DATA LINES -
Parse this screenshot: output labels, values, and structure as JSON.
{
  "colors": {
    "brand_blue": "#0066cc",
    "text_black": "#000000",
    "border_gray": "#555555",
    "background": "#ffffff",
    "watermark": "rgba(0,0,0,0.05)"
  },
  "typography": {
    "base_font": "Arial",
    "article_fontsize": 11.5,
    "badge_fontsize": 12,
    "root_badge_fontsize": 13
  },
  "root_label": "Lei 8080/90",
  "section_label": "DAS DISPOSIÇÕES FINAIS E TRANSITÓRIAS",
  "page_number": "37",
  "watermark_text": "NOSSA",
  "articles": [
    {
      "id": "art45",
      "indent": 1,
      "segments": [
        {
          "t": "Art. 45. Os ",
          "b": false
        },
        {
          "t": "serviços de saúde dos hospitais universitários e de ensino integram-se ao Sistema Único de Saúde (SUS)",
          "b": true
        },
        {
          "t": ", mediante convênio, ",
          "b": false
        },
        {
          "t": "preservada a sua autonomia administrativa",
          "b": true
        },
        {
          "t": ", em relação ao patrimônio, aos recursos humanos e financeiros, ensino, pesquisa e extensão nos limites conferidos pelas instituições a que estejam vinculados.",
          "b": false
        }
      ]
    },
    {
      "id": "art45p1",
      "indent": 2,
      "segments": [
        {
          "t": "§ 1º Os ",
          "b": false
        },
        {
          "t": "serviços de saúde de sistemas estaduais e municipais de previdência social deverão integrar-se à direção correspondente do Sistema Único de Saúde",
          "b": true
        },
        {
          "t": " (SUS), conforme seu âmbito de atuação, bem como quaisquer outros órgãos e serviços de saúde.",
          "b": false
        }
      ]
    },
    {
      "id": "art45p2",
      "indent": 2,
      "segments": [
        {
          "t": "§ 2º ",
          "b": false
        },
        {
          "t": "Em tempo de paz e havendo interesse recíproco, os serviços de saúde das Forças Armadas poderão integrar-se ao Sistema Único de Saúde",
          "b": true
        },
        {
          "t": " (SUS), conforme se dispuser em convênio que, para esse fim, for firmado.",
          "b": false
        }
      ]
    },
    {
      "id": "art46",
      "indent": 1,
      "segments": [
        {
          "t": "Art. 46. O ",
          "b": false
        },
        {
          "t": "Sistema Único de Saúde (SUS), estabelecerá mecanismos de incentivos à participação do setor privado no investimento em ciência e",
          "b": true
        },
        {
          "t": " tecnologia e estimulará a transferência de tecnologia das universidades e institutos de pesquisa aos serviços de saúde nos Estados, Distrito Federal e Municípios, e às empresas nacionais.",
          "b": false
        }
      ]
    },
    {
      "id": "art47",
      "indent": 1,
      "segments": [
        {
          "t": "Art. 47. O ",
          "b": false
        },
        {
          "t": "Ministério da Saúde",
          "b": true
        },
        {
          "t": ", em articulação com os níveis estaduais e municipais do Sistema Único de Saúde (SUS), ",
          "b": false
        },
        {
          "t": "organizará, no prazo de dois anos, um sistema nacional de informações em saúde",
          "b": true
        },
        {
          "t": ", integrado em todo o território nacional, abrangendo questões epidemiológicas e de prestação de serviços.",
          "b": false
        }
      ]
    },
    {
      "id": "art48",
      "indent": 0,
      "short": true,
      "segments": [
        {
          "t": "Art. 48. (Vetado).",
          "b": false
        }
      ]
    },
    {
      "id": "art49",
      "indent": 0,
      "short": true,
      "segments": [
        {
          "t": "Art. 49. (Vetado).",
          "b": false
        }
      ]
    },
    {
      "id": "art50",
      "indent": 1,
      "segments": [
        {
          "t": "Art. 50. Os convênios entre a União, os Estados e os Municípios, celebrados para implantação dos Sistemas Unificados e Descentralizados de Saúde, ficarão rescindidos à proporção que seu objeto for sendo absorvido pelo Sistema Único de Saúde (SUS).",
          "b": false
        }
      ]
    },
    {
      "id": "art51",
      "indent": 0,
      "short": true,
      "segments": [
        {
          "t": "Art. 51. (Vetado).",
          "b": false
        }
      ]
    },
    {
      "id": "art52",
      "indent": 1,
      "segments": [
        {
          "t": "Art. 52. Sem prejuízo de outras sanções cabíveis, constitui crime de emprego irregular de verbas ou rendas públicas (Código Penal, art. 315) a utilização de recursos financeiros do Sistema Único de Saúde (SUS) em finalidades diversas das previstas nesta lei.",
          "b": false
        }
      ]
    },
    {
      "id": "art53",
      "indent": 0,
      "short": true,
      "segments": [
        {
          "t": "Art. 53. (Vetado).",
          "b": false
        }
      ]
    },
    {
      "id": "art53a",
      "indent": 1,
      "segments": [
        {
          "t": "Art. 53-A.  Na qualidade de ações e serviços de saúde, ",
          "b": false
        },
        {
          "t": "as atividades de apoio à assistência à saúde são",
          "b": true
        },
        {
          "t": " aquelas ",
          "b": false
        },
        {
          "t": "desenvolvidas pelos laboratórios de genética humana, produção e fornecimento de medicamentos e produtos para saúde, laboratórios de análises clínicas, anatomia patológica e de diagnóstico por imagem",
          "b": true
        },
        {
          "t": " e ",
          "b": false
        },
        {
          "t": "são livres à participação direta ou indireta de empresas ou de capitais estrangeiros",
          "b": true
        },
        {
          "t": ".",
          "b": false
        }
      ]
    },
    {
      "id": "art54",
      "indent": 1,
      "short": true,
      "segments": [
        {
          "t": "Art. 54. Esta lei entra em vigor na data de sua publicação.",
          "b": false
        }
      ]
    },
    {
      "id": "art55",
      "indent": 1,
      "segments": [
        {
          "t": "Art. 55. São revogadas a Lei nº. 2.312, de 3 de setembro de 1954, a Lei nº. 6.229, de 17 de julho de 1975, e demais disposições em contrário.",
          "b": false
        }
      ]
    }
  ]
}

TASK BRIEF - Return the listing above in its exact form.

REPLY -
Parse this screenshot: output labels, values, and structure as JSON.
{
  "colors": {
    "brand_blue": "#0066cc",
    "text_black": "#000000",
    "border_gray": "#555555",
    "background": "#ffffff",
    "watermark": "rgba(0,0,0,0.05)"
  },
  "typography": {
    "base_font": "Arial",
    "article_fontsize": 11.5,
    "badge_fontsize": 12,
    "root_badge_fontsize": 13
  },
  "root_label": "Lei 8080/90",
  "section_label": "DAS DISPOSIÇÕES FINAIS E TRANSITÓRIAS",
  "page_number": "37",
  "watermark_text": "NOSSA",
  "articles": [
    {
      "id": "art45",
      "indent": 1,
      "segments": [
        {
          "t": "Art. 45. Os ",
          "b": false
        },
        {
          "t": "serviços de saúde dos hospitais universitários e de ensino integram-se ao Sistema Único de Saúde (SUS)",
          "b": true
        },
        {
          "t": ", mediante convênio, ",
          "b": false
        },
        {
          "t": "preservada a sua autonomia administrativa",
          "b": true
        },
        {
          "t": ", em relação ao patrimônio, aos recursos humanos e financeiros, ensino, pesquisa e extensão nos limites conferidos pelas instituições a que estejam vinculados.",
          "b": false
        }
      ]
    },
    {
      "id": "art45p1",
      "indent": 2,
      "segments": [
        {
          "t": "§ 1º Os ",
          "b": false
        },
        {
          "t": "serviços de saúde de sistemas estaduais e municipais de previdência social deverão integrar-se à direção correspondente do Sistema Único de Saúde",
          "b": true
        },
        {
          "t": " (SUS), conforme seu âmbito de atuação, bem como quaisquer outros órgãos e serviços de saúde.",
          "b": false
        }
      ]
    },
    {
      "id": "art45p2",
      "indent": 2,
      "segments": [
        {
          "t": "§ 2º ",
          "b": false
        },
        {
          "t": "Em tempo de paz e havendo interesse recíproco, os serviços de saúde das Forças Armadas poderão integrar-se ao Sistema Único de Saúde",
          "b": true
        },
        {
          "t": " (SUS), conforme se dispuser em convênio que, para esse fim, for firmado.",
          "b": false
        }
      ]
    },
    {
      "id": "art46",
      "indent": 1,
      "segments": [
        {
          "t": "Art. 46. O ",
          "b": false
        },
        {
          "t": "Sistema Único de Saúde (SUS), estabelecerá mecanismos de incentivos à participação do setor privado no investimento em ciência e",
          "b": true
        },
        {
          "t": " tecnologia e estimulará a transferência de tecnologia das universidades e institutos de pesquisa aos serviços de saúde nos Estados, Distrito Federal e Municípios, e às empresas nacionais.",
          "b": false
        }
      ]
    },
    {
      "id": "art47",
      "indent": 1,
      "segments": [
        {
          "t": "Art. 47. O ",
          "b": false
        },
        {
          "t": "Ministério da Saúde",
          "b": true
        },
        {
          "t": ", em articulação com os níveis estaduais e municipais do Sistema Único de Saúde (SUS), ",
          "b": false
        },
        {
          "t": "organizará, no prazo de dois anos, um sistema nacional de informações em saúde",
          "b": true
        },
        {
          "t": ", integrado em todo o território nacional, abrangendo questões epidemiológicas e de prestação de serviços.",
          "b": false
        }
      ]
    },
    {
      "id": "art48",
      "indent": 0,
      "short": true,
      "segments": [
        {
          "t": "Art. 48. (Vetado).",
          "b": false
        }
      ]
    },
    {
      "id": "art49",
      "indent": 0,
      "short": true,
      "segments": [
        {
          "t": "Art. 49. (Vetado).",
          "b": false
        }
      ]
    },
    {
      "id": "art50",
      "indent": 1,
      "segments": [
        {
          "t": "Art. 50. Os convênios entre a União, os Estados e os Municípios, celebrados para implantação dos Sistemas Unificados e Descentralizados de Saúde, ficarão rescindidos à proporção que seu objeto for sendo absorvido pelo Sistema Único de Saúde (SUS).",
          "b": false
        }
      ]
    },
    {
      "id": "art51",
      "indent": 0,
      "short": true,
      "segments": [
        {
          "t": "Art. 51. (Vetado).",
          "b": false
        }
      ]
    },
    {
      "id": "art52",
      "indent": 1,
      "segments": [
        {
          "t": "Art. 52. Sem prejuízo de outras sanções cabíveis, constitui crime de emprego irregular de verbas ou rendas públicas (Código Penal, art. 315) a utilização de recursos financeiros do Sistema Único de Saúde (SUS) em finalidades diversas das previstas nesta lei.",
          "b": false
        }
      ]
    },
    {
      "id": "art53",
      "indent": 0,
      "short": true,
      "segments": [
        {
          "t": "Art. 53. (Vetado).",
          "b": false
        }
      ]
    },
    {
      "id": "art53a",
      "indent": 1,
      "segments": [
        {
          "t": "Art. 53-A.  Na qualidade de ações e serviços de saúde, ",
          "b": false
        },
        {
          "t": "as atividades de apoio à assistência à saúde são",
          "b": true
        },
        {
          "t": " aquelas ",
          "b": false
        },
        {
          "t": "desenvolvidas pelos laboratórios de genética humana, produção e fornecimento de medicamentos e produtos para saúde, laboratórios de análises clínicas, anatomia patológica e de diagnóstico por imagem",
          "b": true
        },
        {
          "t": " e ",
          "b": false
        },
        {
          "t": "são livres à participação direta ou indireta de empresas ou de capitais estrangeiros",
          "b": true
        },
        {
          "t": ".",
          "b": false
        }
      ]
    },
    {
      "id": "art54",
      "indent": 1,
      "short": true,
      "segments": [
        {
          "t": "Art. 54. Esta lei entra em vigor na data de sua publicação.",
          "b": false
        }
      ]
    },
    {
      "id": "art55",
      "indent": 1,
      "segments": [
        {
          "t": "Art. 55. São revogadas a Lei nº. 2.312, de 3 de setembro de 1954, a Lei nº. 6.229, de 17 de julho de 1975, e demais disposições em contrário.",
          "b": false
        }
      ]
    }
  ]
}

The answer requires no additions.